● **EXTRACTED DATA**
▼▼▼
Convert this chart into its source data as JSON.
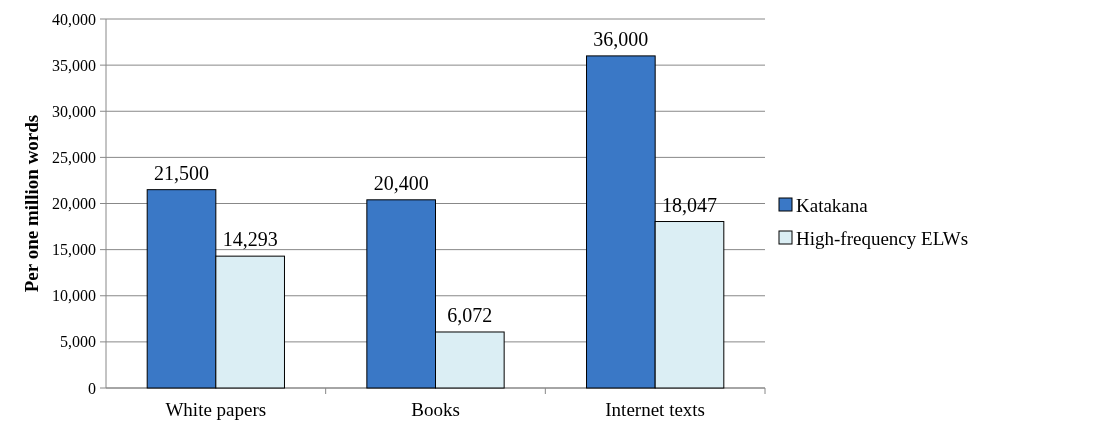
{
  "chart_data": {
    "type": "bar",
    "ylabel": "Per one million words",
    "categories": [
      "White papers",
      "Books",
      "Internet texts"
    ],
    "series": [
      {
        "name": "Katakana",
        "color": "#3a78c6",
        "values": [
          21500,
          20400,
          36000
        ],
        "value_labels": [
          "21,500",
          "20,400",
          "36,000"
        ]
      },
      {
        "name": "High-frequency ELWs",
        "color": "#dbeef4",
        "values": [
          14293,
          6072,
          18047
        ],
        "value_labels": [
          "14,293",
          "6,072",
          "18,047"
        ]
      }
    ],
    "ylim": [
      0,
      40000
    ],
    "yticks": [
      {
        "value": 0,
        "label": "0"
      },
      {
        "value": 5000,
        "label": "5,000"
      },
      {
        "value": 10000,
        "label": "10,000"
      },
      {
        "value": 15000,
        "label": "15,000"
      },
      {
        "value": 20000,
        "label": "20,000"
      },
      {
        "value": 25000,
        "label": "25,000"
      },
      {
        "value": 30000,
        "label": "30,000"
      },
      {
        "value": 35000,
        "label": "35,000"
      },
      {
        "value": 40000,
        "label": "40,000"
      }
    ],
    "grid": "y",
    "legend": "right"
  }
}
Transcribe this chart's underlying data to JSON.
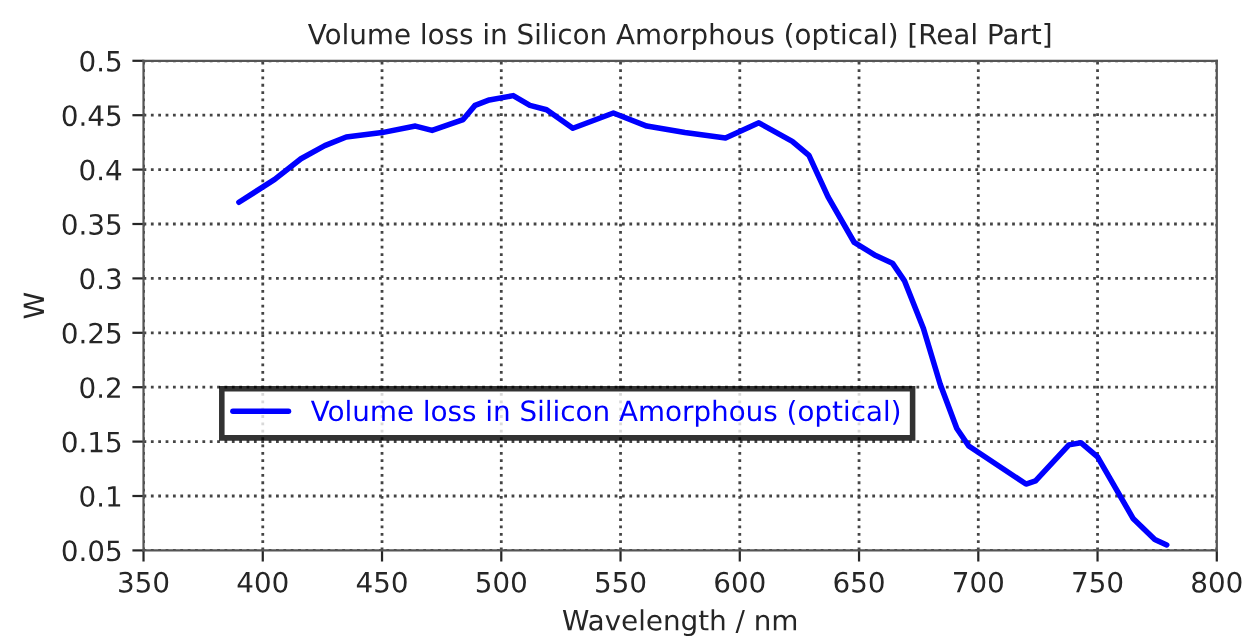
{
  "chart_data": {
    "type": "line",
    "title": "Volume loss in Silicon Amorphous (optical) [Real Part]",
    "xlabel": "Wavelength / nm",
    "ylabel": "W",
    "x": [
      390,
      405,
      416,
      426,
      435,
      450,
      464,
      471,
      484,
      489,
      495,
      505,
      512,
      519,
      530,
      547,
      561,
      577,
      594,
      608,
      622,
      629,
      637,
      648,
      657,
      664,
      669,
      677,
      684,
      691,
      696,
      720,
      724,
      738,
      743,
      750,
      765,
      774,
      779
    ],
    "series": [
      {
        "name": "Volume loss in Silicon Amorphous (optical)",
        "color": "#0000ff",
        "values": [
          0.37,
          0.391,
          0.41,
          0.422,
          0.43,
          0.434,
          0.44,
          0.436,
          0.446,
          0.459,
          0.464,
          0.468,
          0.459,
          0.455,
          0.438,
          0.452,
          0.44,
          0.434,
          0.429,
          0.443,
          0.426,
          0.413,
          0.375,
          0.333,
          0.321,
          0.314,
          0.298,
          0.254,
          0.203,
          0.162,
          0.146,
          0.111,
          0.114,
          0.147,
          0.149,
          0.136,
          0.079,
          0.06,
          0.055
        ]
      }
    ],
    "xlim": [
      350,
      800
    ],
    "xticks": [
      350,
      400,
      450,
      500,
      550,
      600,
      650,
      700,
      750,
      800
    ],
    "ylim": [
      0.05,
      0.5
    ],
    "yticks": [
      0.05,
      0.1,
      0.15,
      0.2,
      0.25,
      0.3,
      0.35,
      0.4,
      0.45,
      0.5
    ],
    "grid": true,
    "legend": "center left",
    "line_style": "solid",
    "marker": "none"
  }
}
▲▲▲
● **WHAT YOU HAVE TO DO**
Pull out all lines containing the word "optical" from the entries above.

● **ANSWER**
    "title": "Volume loss in Silicon Amorphous (optical) [Real Part]",
        "name": "Volume loss in Silicon Amorphous (optical)",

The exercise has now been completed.